:: Required task ::
In the entries below, find the lines with the word "Engineering" and copy them.

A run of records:
================================
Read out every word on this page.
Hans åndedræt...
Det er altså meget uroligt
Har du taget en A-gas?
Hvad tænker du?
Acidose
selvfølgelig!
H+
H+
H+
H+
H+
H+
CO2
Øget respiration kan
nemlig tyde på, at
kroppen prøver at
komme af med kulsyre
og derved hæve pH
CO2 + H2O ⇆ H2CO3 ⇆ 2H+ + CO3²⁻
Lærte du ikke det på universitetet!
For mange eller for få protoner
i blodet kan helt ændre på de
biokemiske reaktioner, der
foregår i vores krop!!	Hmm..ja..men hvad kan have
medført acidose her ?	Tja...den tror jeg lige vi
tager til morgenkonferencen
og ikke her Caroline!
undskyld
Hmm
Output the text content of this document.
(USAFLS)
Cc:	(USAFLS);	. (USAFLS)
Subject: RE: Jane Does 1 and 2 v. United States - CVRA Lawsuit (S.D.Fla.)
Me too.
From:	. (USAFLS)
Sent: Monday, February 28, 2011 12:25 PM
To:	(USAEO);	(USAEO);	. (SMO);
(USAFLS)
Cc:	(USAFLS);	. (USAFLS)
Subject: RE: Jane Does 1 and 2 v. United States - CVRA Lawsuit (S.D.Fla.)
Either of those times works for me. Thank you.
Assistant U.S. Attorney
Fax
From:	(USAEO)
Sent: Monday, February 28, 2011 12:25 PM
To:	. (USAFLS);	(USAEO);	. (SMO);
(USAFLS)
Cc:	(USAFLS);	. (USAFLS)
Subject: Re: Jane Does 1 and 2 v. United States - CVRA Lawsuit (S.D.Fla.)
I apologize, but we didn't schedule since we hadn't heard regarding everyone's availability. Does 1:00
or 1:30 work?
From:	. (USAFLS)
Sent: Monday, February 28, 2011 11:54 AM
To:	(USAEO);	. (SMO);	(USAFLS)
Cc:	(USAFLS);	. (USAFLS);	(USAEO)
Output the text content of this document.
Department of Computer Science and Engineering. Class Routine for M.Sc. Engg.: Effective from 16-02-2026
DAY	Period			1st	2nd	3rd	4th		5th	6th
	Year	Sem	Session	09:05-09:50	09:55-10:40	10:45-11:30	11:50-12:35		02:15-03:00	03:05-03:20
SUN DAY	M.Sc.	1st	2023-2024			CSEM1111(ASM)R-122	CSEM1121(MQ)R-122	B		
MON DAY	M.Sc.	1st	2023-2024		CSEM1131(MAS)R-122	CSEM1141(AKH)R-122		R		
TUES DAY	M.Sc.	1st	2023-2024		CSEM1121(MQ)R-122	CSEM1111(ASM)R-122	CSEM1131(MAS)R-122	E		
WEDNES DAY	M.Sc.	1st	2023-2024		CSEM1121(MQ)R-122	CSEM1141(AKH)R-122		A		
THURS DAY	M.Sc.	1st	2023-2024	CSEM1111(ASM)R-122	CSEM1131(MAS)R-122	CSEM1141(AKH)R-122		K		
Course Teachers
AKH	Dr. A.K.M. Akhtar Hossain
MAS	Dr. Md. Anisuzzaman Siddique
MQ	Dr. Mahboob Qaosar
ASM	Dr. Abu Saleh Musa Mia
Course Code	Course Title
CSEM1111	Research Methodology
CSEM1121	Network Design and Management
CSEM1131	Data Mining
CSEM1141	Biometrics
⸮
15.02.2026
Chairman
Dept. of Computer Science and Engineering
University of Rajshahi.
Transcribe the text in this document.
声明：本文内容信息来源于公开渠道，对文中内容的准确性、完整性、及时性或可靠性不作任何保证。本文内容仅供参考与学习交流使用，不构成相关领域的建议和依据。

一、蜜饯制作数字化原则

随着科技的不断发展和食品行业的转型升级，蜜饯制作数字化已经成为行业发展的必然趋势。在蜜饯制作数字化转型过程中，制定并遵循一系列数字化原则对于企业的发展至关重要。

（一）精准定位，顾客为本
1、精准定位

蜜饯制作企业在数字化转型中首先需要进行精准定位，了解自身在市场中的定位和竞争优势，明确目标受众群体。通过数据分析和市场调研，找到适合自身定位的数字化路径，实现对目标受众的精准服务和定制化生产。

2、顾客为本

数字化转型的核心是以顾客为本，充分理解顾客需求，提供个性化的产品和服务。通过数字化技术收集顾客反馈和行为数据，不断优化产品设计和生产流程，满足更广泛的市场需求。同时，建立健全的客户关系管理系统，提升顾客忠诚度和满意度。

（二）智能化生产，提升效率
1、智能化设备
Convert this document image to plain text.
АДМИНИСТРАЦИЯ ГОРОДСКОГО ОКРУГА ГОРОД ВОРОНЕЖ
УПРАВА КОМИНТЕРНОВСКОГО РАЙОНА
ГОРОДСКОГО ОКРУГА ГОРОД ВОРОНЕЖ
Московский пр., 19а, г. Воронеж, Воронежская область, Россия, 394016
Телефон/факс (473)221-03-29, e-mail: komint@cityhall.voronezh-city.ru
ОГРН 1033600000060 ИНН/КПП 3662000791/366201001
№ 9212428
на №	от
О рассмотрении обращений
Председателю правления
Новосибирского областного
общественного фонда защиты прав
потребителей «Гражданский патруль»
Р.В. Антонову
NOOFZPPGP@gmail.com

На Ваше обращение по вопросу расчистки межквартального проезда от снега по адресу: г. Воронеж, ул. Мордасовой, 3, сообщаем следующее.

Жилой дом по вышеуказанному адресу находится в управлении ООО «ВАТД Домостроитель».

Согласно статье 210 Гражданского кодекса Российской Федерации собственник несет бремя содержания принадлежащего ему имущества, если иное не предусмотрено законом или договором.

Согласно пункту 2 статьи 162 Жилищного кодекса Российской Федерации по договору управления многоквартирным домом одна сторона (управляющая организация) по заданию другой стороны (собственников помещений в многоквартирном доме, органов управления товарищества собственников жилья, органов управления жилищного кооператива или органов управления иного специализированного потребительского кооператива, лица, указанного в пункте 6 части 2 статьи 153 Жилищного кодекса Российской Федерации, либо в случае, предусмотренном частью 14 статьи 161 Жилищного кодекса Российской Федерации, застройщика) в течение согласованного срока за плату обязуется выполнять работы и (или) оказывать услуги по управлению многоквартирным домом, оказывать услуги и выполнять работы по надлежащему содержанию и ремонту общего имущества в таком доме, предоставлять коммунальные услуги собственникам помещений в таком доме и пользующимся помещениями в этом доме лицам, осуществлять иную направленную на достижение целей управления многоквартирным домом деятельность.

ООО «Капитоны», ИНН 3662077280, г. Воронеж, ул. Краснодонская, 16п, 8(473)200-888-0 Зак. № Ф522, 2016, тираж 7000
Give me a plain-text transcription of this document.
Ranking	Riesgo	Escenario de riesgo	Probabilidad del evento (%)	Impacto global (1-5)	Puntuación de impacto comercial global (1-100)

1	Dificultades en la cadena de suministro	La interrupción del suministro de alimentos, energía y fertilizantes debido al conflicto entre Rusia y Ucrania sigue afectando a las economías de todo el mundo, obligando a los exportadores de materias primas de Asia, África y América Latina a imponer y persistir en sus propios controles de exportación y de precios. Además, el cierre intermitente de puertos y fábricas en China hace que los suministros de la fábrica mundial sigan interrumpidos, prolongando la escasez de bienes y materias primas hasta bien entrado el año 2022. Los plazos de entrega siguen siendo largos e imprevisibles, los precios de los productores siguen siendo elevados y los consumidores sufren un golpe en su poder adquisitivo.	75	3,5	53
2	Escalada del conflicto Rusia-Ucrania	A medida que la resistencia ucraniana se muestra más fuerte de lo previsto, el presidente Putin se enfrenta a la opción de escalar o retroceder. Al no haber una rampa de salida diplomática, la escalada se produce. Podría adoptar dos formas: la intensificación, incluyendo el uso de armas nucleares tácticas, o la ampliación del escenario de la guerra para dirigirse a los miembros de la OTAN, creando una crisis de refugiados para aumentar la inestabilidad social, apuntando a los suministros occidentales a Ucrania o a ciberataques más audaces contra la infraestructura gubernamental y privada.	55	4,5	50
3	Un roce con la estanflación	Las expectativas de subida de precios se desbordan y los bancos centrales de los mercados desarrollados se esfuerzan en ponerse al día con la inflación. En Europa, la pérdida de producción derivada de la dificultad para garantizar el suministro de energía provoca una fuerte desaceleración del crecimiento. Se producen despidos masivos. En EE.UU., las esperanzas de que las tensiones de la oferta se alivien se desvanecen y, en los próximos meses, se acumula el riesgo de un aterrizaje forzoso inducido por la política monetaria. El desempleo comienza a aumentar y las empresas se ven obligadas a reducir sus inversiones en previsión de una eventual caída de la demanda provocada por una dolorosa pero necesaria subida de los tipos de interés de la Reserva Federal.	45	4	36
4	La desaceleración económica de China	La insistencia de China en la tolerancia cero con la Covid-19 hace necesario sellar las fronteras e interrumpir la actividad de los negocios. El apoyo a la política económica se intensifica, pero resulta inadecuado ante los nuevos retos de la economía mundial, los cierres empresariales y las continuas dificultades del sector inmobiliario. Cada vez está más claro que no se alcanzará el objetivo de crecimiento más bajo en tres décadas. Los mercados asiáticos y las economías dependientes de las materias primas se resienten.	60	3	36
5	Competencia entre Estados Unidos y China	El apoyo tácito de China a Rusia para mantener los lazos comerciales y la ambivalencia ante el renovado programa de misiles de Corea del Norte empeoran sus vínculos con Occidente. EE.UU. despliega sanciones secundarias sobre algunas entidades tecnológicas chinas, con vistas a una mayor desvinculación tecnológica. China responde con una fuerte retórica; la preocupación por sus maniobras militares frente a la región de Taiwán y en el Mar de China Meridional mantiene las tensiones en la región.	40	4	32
================================
:: Solution ::
Department of Computer Science and Engineering. Class Routine for M.Sc. Engg.: Effective from 16-02-2026
Dept. of Computer Science and Engineering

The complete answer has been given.